— START OF Data to process —
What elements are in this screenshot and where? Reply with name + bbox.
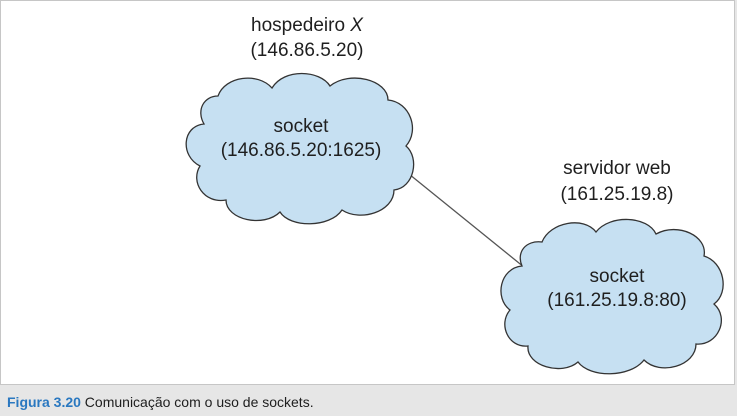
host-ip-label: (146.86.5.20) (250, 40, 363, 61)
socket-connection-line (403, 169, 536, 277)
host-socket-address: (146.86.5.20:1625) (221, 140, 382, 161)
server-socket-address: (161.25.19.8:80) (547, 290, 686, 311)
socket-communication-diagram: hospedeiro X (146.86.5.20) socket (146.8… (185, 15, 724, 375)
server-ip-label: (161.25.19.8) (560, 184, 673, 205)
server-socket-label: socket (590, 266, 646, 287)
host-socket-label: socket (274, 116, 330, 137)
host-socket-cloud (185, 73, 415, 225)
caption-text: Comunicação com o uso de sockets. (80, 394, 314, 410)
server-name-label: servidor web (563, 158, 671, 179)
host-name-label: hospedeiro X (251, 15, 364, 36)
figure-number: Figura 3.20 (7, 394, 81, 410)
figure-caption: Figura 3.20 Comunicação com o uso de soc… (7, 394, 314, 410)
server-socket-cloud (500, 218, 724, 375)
— END OF Data to process —
_What the task asks_.
Copy every line of the rows above verbatim, leaving out the picture.

_Answer_.
What elements are in this screenshot and where? Reply with name + bbox.
host-ip-label: (146.86.5.20) (250, 40, 363, 61)
socket-connection-line (403, 169, 536, 277)
host-socket-address: (146.86.5.20:1625) (221, 140, 382, 161)
server-socket-address: (161.25.19.8:80) (547, 290, 686, 311)
socket-communication-diagram: hospedeiro X (146.86.5.20) socket (146.8… (185, 15, 724, 375)
server-ip-label: (161.25.19.8) (560, 184, 673, 205)
server-socket-label: socket (590, 266, 646, 287)
host-socket-label: socket (274, 116, 330, 137)
host-socket-cloud (185, 73, 415, 225)
caption-text: Comunicação com o uso de sockets. (80, 394, 314, 410)
server-name-label: servidor web (563, 158, 671, 179)
host-name-label: hospedeiro X (251, 15, 364, 36)
figure-number: Figura 3.20 (7, 394, 81, 410)
figure-caption: Figura 3.20 Comunicação com o uso de soc… (7, 394, 314, 410)
server-socket-cloud (500, 218, 724, 375)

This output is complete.